-- BEGIN EXCERPTED DATA --
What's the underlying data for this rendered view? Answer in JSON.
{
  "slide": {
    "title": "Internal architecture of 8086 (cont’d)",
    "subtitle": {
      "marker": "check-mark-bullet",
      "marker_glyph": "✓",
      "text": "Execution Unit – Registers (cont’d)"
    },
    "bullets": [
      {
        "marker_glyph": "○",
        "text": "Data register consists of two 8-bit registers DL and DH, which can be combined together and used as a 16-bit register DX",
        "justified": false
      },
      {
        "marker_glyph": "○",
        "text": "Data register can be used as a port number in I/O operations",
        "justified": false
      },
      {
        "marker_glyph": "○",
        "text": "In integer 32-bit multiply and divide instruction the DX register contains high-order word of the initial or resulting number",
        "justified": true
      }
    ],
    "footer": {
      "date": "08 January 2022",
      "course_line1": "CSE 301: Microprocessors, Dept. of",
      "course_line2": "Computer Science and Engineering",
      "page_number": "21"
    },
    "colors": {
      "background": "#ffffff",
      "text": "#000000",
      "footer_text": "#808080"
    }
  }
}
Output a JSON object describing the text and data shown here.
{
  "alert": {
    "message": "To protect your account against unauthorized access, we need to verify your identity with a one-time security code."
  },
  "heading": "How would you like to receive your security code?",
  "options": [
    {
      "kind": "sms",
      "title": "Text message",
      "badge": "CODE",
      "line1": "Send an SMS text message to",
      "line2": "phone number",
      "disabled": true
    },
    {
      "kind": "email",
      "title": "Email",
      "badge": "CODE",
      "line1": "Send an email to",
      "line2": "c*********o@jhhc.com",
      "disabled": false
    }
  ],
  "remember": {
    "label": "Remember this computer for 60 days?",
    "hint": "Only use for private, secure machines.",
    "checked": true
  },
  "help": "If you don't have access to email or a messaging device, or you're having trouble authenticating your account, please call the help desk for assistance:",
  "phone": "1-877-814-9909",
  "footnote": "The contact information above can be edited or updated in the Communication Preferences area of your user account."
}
-- END EXCERPTED DATA --
GOAL OF THE EXERCISE: Return each line of the listing that holds the string "account".

RESPONSE:
    "message": "To protect your account against unauthorized access, we need to verify your identity with a one-time security code."
  "help": "If you don't have access to email or a messaging device, or you're having trouble authenticating your account, please call the help desk for assistance:",
  "footnote": "The contact information above can be edited or updated in the Communication Preferences area of your user account."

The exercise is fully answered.